Given request — Scan the listing below and copy every line holding "sidewalk".

Data for the task —
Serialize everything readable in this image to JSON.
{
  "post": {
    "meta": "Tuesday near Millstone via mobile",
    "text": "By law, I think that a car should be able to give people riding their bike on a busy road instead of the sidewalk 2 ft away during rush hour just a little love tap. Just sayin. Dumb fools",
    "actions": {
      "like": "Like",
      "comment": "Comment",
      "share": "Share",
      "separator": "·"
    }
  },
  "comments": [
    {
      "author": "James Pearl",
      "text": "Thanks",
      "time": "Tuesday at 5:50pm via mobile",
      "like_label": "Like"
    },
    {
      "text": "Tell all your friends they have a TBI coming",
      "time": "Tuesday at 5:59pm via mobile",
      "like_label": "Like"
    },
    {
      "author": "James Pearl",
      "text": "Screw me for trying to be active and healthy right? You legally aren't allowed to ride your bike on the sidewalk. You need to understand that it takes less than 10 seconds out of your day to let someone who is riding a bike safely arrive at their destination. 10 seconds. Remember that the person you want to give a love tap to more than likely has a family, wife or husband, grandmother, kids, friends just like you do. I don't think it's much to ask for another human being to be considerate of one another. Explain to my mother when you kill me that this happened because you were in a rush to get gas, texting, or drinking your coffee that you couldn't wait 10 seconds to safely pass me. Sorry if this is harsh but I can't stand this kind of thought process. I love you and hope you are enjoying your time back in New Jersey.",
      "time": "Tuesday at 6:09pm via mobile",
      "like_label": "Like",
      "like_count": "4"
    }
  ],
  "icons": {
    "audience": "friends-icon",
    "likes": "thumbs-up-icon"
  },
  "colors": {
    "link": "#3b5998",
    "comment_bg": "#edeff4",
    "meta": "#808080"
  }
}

Exercise result —
    "text": "By law, I think that a car should be able to give people riding their bike on a busy road instead of the sidewalk 2 ft away during rush hour just a little love tap. Just sayin. Dumb fools",
      "text": "Screw me for trying to be active and healthy right? You legally aren't allowed to ride your bike on the sidewalk. You need to understand that it takes less than 10 seconds out of your day to let someone who is riding a bike safely arrive at their destination. 10 seconds. Remember that the person you want to give a love tap to more than likely has a family, wife or husband, grandmother, kids, friends just like you do. I don't think it's much to ask for another human being to be considerate of one another. Explain to my mother when you kill me that this happened because you were in a rush to get gas, texting, or drinking your coffee that you couldn't wait 10 seconds to safely pass me. Sorry if this is harsh but I can't stand this kind of thought process. I love you and hope you are enjoying your time back in New Jersey.",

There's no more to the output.